Task to carry out: Each line in the entries below that holds the string "Agen" is to be listed.

Records from a collection:
------------------------------------------------------------------------
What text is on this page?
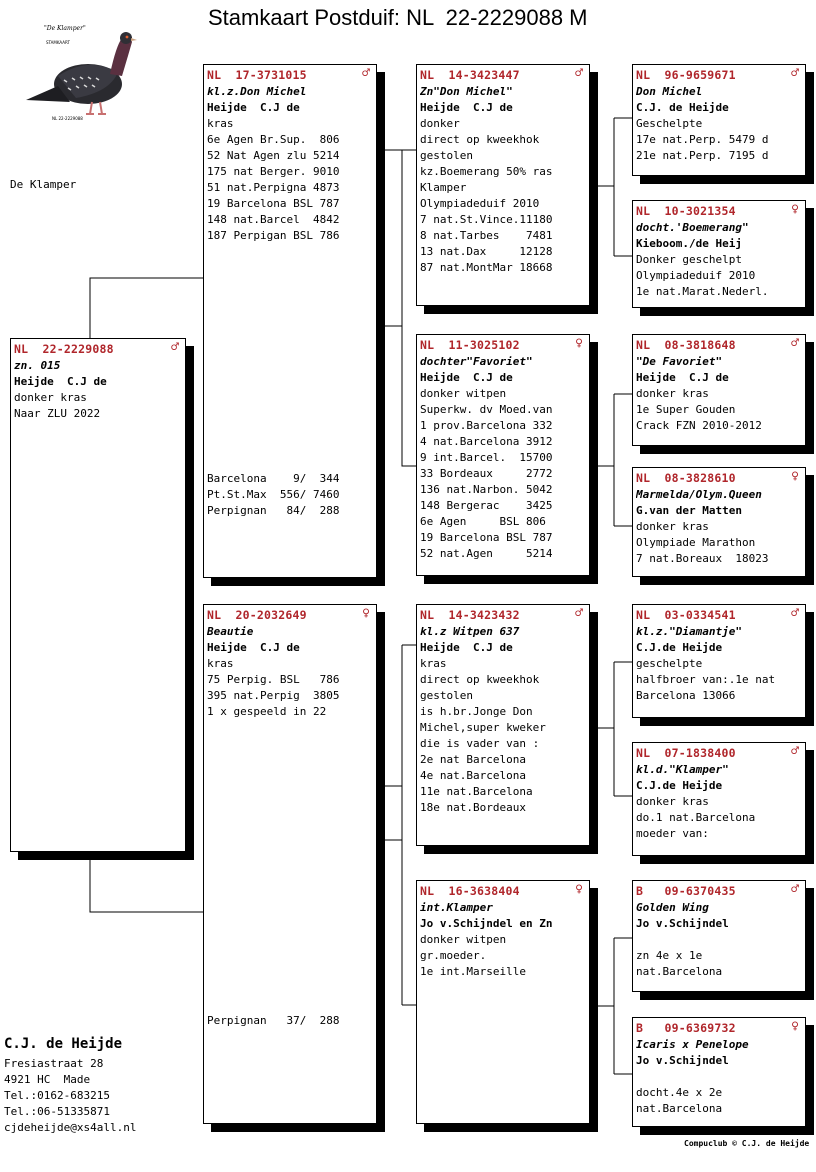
Stamkaart Postduif: NL  22-2229088 M
"De Klamper"
STAMKAART
NL 22-2229088
De Klamper
NL  22-2229088	♂
zn. 015
Heijde  C.J de
donker kras
Naar ZLU 2022
NL  17-3731015	♂
kl.z.Don Michel
Heijde  C.J de
kras
6e Agen Br.Sup.  806
52 Nat Agen zlu 5214
175 nat Berger. 9010
51 nat.Perpigna 4873
19 Barcelona BSL 787
148 nat.Barcel  4842
187 Perpigan BSL 786
Barcelona    9/  344
Pt.St.Max  556/ 7460
Perpignan   84/  288
NL  20-2032649	♀
Beautie
Heijde  C.J de
kras
75 Perpig. BSL   786
395 nat.Perpig  3805
1 x gespeeld in 22
Perpignan   37/  288
NL  14-3423447	♂
Zn"Don Michel"
Heijde  C.J de
donker
direct op kweekhok
gestolen
kz.Boemerang 50% ras
Klamper
Olympiadeduif 2010
7 nat.St.Vince.11180
8 nat.Tarbes    7481
13 nat.Dax     12128
87 nat.MontMar 18668
NL  11-3025102	♀
dochter"Favoriet"
Heijde  C.J de
donker witpen
Superkw. dv Moed.van
1 prov.Barcelona 332
4 nat.Barcelona 3912
9 int.Barcel.  15700
33 Bordeaux     2772
136 nat.Narbon. 5042
148 Bergerac    3425
6e Agen     BSL 806
19 Barcelona BSL 787
52 nat.Agen     5214
NL  14-3423432	♂
kl.z Witpen 637
Heijde  C.J de
kras
direct op kweekhok
gestolen
is h.br.Jonge Don
Michel,super kweker
die is vader van :
2e nat Barcelona
4e nat.Barcelona
11e nat.Barcelona
18e nat.Bordeaux
NL  16-3638404	♀
int.Klamper
Jo v.Schijndel en Zn
donker witpen
gr.moeder.
1e int.Marseille
NL  96-9659671	♂
Don Michel
C.J. de Heijde
Geschelpte
17e nat.Perp. 5479 d
21e nat.Perp. 7195 d
NL  10-3021354	♀
docht.'Boemerang"
Kieboom./de Heij
Donker geschelpt
Olympiadeduif 2010
1e nat.Marat.Nederl.
NL  08-3818648	♂
"De Favoriet"
Heijde  C.J de
donker kras
1e Super Gouden
Crack FZN 2010-2012
NL  08-3828610	♀
Marmelda/Olym.Queen
G.van der Matten
donker kras
Olympiade Marathon
7 nat.Boreaux  18023
NL  03-0334541	♂
kl.z."Diamantje"
C.J.de Heijde
geschelpte
halfbroer van:.1e nat
Barcelona 13066
NL  07-1838400	♂
kl.d."Klamper"
C.J.de Heijde
donker kras
do.1 nat.Barcelona
moeder van:
B   09-6370435	♂
Golden Wing
Jo v.Schijndel
zn 4e x 1e
nat.Barcelona
B   09-6369732	♀
Icaris x Penelope
Jo v.Schijndel
docht.4e x 2e
nat.Barcelona
C.J. de Heijde
Fresiastraat 28
4921 HC  Made
Tel.:0162-683215
Tel.:06-51335871
cjdeheijde@xs4all.nl
Compuclub © C.J. de Heijde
------------------------------------------------------------------------
Answer below:
6e Agen Br.Sup.  806
52 Nat Agen zlu 5214
6e Agen     BSL 806
52 nat.Agen     5214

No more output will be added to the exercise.